Find the string "color" and gather every line that holds it.

======== Extracted records ========

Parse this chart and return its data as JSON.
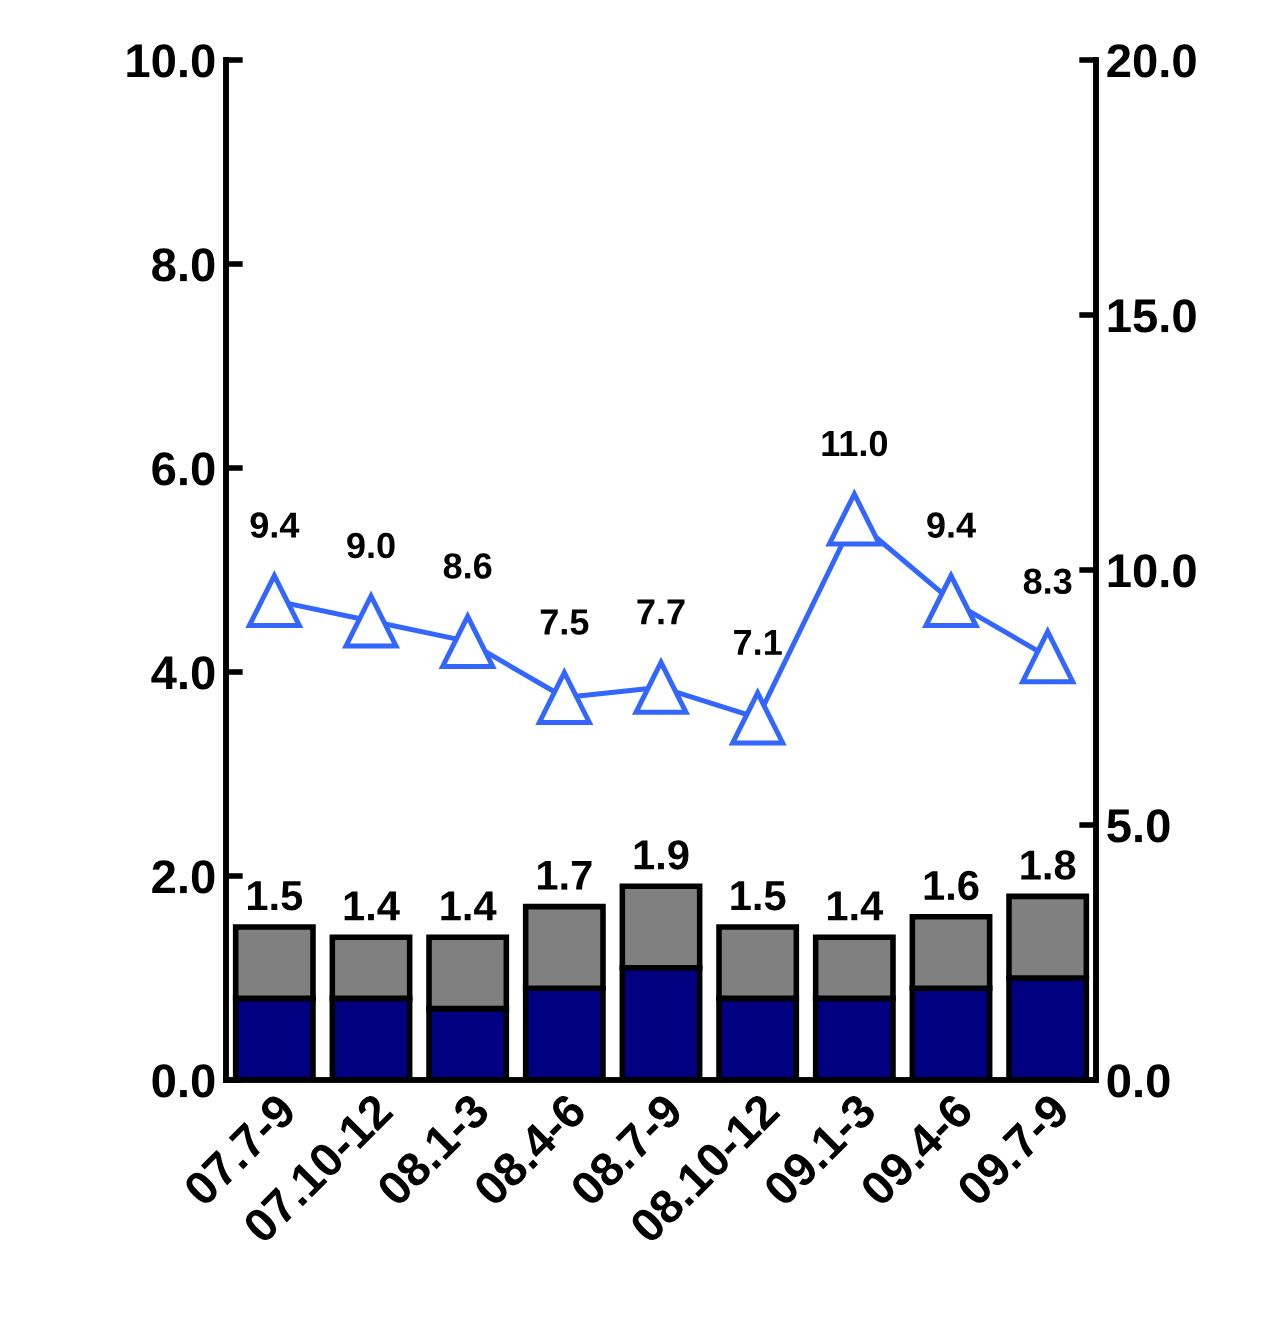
{
  "chart_data": {
    "type": "bar",
    "stacked": true,
    "categories": [
      "07.7-9",
      "07.10-12",
      "08.1-3",
      "08.4-6",
      "08.7-9",
      "08.10-12",
      "09.1-3",
      "09.4-6",
      "09.7-9"
    ],
    "series": [
      {
        "color": "#000080",
        "values": [
          0.8,
          0.8,
          0.7,
          0.9,
          1.1,
          0.8,
          0.8,
          0.9,
          1.0
        ]
      },
      {
        "color": "#808080",
        "values": [
          0.7,
          0.6,
          0.7,
          0.8,
          0.8,
          0.7,
          0.6,
          0.7,
          0.8
        ]
      },
      {
        "type": "line",
        "axis": "y2",
        "color": "#3366ff",
        "marker": "triangle",
        "values": [
          9.4,
          9.0,
          8.6,
          7.5,
          7.7,
          7.1,
          11.0,
          9.4,
          8.3
        ],
        "value_labels": [
          "9.4",
          "9.0",
          "8.6",
          "7.5",
          "7.7",
          "7.1",
          "11.0",
          "9.4",
          "8.3"
        ]
      }
    ],
    "totals": [
      "1.5",
      "1.4",
      "1.4",
      "1.7",
      "1.9",
      "1.5",
      "1.4",
      "1.6",
      "1.8"
    ],
    "ylim": [
      0,
      10
    ],
    "yticks": [
      {
        "value": 0,
        "label": "0.0"
      },
      {
        "value": 2,
        "label": "2.0"
      },
      {
        "value": 4,
        "label": "4.0"
      },
      {
        "value": 6,
        "label": "6.0"
      },
      {
        "value": 8,
        "label": "8.0"
      },
      {
        "value": 10,
        "label": "10.0"
      }
    ],
    "y2lim": [
      0,
      20
    ],
    "y2ticks": [
      {
        "value": 0,
        "label": "0.0"
      },
      {
        "value": 5,
        "label": "5.0"
      },
      {
        "value": 10,
        "label": "10.0"
      },
      {
        "value": 15,
        "label": "15.0"
      },
      {
        "value": 20,
        "label": "20.0"
      }
    ],
    "grid": false,
    "legend": false
  }
}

========

Exercise result:
        "color": "#000080",
        "color": "#808080",
        "color": "#3366ff",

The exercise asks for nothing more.